■ RECORDS FOR THE EXERCISE:

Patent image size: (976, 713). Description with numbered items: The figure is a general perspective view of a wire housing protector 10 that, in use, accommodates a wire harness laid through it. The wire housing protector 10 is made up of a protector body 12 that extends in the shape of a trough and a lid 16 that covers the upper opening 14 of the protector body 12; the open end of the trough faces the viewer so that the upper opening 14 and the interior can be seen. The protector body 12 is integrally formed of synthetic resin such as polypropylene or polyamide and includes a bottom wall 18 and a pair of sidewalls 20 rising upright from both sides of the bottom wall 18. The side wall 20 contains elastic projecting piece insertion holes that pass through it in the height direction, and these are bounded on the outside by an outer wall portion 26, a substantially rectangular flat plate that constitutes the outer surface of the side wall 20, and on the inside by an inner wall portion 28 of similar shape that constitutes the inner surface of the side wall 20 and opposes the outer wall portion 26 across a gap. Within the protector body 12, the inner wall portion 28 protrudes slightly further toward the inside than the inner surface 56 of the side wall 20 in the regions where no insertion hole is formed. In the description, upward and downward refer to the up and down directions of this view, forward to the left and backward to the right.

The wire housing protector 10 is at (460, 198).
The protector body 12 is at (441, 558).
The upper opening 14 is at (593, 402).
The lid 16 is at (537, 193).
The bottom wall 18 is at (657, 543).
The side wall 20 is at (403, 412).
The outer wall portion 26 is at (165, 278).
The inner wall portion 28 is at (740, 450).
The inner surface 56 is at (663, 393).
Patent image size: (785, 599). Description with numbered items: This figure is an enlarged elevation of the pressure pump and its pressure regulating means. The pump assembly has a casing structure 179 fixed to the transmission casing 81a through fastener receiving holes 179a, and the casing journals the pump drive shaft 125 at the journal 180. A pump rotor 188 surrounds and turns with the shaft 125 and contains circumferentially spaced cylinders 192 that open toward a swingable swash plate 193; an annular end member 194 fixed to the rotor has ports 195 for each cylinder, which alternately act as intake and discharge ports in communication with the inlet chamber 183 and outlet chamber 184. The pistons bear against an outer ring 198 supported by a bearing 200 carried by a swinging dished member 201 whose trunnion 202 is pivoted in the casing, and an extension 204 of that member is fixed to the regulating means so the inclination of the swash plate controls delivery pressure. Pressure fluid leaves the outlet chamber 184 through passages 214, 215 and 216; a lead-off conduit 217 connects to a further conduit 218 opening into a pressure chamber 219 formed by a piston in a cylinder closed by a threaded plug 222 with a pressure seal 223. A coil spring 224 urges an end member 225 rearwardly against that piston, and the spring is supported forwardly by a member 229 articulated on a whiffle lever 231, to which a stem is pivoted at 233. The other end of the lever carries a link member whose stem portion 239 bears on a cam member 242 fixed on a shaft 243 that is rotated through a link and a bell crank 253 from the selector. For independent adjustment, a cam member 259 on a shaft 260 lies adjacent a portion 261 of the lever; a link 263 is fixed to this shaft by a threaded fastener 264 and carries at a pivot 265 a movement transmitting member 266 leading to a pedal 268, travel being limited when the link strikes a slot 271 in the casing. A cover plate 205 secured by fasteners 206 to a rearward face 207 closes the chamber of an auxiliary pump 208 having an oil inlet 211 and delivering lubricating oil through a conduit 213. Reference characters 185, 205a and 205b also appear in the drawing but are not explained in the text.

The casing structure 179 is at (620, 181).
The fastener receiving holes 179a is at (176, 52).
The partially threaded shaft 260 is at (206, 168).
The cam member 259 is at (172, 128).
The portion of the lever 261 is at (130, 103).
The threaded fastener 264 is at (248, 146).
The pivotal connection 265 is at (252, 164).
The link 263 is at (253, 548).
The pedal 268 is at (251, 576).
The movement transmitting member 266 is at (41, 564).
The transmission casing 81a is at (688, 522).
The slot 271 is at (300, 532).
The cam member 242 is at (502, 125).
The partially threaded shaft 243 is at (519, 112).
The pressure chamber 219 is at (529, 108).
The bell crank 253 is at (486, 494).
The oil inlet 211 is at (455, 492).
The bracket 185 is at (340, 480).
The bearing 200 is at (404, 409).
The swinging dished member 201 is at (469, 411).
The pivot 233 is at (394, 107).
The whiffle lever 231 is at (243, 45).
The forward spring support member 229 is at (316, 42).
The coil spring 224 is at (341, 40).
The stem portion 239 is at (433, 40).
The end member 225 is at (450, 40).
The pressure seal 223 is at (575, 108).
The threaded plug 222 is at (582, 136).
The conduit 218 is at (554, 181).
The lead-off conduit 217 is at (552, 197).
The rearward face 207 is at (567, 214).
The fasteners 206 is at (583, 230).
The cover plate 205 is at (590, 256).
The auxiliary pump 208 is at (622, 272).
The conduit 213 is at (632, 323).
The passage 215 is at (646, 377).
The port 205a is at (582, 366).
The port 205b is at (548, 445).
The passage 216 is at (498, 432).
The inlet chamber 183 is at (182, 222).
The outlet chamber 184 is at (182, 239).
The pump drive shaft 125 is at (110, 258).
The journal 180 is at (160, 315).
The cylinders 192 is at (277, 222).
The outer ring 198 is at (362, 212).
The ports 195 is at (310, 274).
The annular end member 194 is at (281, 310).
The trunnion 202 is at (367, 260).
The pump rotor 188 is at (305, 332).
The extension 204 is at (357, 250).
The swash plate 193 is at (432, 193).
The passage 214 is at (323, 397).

■ THE REQUEST:
Please render every line of the data above as a Markdown table with the columns "No." and "Entry," numbering the lines in order and leaving out the blank ones.

■ SOLVED PROBLEM:
| No. | Entry |
|---|---|
| 1 | Patent image size: (976, 713). Description with numbered items: The figure is a general perspective view of a wire housing protector 10 that, in use, accommodates a wire harness laid through it. The wire housing protector 10 is made up of a protector body 12 that extends in the shape of a trough and a lid 16 that covers the upper opening 14 of the protector body 12; the open end of the trough faces the viewer so that the upper opening 14 and the interior can be seen. The protector body 12 is integrally formed of synthetic resin such as polypropylene or polyamide and includes a bottom wall 18 and a pair of sidewalls 20 rising upright from both sides of the bottom wall 18. The side wall 20 contains elastic projecting piece insertion holes that pass through it in the height direction, and these are bounded on the outside by an outer wall portion 26, a substantially rectangular flat plate that constitutes the outer surface of the side wall 20, and on the inside by an inner wall portion 28 of similar shape that constitutes the inner surface of the side wall 20 and opposes the outer wall portion 26 across a gap. Within the protector body 12, the inner wall portion 28 protrudes slightly further toward the inside than the inner surface 56 of the side wall 20 in the regions where no insertion hole is formed. In the description, upward and downward refer to the up and down directions of this view, forward to the left and backward to the right. |
| 2 | The wire housing protector 10 is at (460, 198). |
| 3 | The protector body 12 is at (441, 558). |
| 4 | The upper opening 14 is at (593, 402). |
| 5 | The lid 16 is at (537, 193). |
| 6 | The bottom wall 18 is at (657, 543). |
| 7 | The side wall 20 is at (403, 412). |
| 8 | The outer wall portion 26 is at (165, 278). |
| 9 | The inner wall portion 28 is at (740, 450). |
| 10 | The inner surface 56 is at (663, 393). |
| 11 | Patent image size: (785, 599). Description with numbered items: This figure is an enlarged elevation of the pressure pump and its pressure regulating means. The pump assembly has a casing structure 179 fixed to the transmission casing 81a through fastener receiving holes 179a, and the casing journals the pump drive shaft 125 at the journal 180. A pump rotor 188 surrounds and turns with the shaft 125 and contains circumferentially spaced cylinders 192 that open toward a swingable swash plate 193; an annular end member 194 fixed to the rotor has ports 195 for each cylinder, which alternately act as intake and discharge ports in communication with the inlet chamber 183 and outlet chamber 184. The pistons bear against an outer ring 198 supported by a bearing 200 carried by a swinging dished member 201 whose trunnion 202 is pivoted in the casing, and an extension 204 of that member is fixed to the regulating means so the inclination of the swash plate controls delivery pressure. Pressure fluid leaves the outlet chamber 184 through passages 214, 215 and 216; a lead-off conduit 217 connects to a further conduit 218 opening into a pressure chamber 219 formed by a piston in a cylinder closed by a threaded plug 222 with a pressure seal 223. A coil spring 224 urges an end member 225 rearwardly against that piston, and the spring is supported forwardly by a member 229 articulated on a whiffle lever 231, to which a stem is pivoted at 233. The other end of the lever carries a link member whose stem portion 239 bears on a cam member 242 fixed on a shaft 243 that is rotated through a link and a bell crank 253 from the selector. For independent adjustment, a cam member 259 on a shaft 260 lies adjacent a portion 261 of the lever; a link 263 is fixed to this shaft by a threaded fastener 264 and carries at a pivot 265 a movement transmitting member 266 leading to a pedal 268, travel being limited when the link strikes a slot 271 in the casing. A cover plate 205 secured by fasteners 206 to a rearward face 207 closes the chamber of an auxiliary pump 208 having an oil inlet 211 and delivering lubricating oil through a conduit 213. Reference characters 185, 205a and 205b also appear in the drawing but are not explained in the text. |
| 12 | The casing structure 179 is at (620, 181). |
| 13 | The fastener receiving holes 179a is at (176, 52). |
| 14 | The partially threaded shaft 260 is at (206, 168). |
| 15 | The cam member 259 is at (172, 128). |
| 16 | The portion of the lever 261 is at (130, 103). |
| 17 | The threaded fastener 264 is at (248, 146). |
| 18 | The pivotal connection 265 is at (252, 164). |
| 19 | The link 263 is at (253, 548). |
| 20 | The pedal 268 is at (251, 576). |
| 21 | The movement transmitting member 266 is at (41, 564). |
| 22 | The transmission casing 81a is at (688, 522). |
| 23 | The slot 271 is at (300, 532). |
| 24 | The cam member 242 is at (502, 125). |
| 25 | The partially threaded shaft 243 is at (519, 112). |
| 26 | The pressure chamber 219 is at (529, 108). |
| 27 | The bell crank 253 is at (486, 494). |
| 28 | The oil inlet 211 is at (455, 492). |
| 29 | The bracket 185 is at (340, 480). |
| 30 | The bearing 200 is at (404, 409). |
| 31 | The swinging dished member 201 is at (469, 411). |
| 32 | The pivot 233 is at (394, 107). |
| 33 | The whiffle lever 231 is at (243, 45). |
| 34 | The forward spring support member 229 is at (316, 42). |
| 35 | The coil spring 224 is at (341, 40). |
| 36 | The stem portion 239 is at (433, 40). |
| 37 | The end member 225 is at (450, 40). |
| 38 | The pressure seal 223 is at (575, 108). |
| 39 | The threaded plug 222 is at (582, 136). |
| 40 | The conduit 218 is at (554, 181). |
| 41 | The lead-off conduit 217 is at (552, 197). |
| 42 | The rearward face 207 is at (567, 214). |
| 43 | The fasteners 206 is at (583, 230). |
| 44 | The cover plate 205 is at (590, 256). |
| 45 | The auxiliary pump 208 is at (622, 272). |
| 46 | The conduit 213 is at (632, 323). |
| 47 | The passage 215 is at (646, 377). |
| 48 | The port 205a is at (582, 366). |
| 49 | The port 205b is at (548, 445). |
| 50 | The passage 216 is at (498, 432). |
| 51 | The inlet chamber 183 is at (182, 222). |
| 52 | The outlet chamber 184 is at (182, 239). |
| 53 | The pump drive shaft 125 is at (110, 258). |
| 54 | The journal 180 is at (160, 315). |
| 55 | The cylinders 192 is at (277, 222). |
| 56 | The outer ring 198 is at (362, 212). |
| 57 | The ports 195 is at (310, 274). |
| 58 | The annular end member 194 is at (281, 310). |
| 59 | The trunnion 202 is at (367, 260). |
| 60 | The pump rotor 188 is at (305, 332). |
| 61 | The extension 204 is at (357, 250). |
| 62 | The swash plate 193 is at (432, 193). |
| 63 | The passage 214 is at (323, 397). |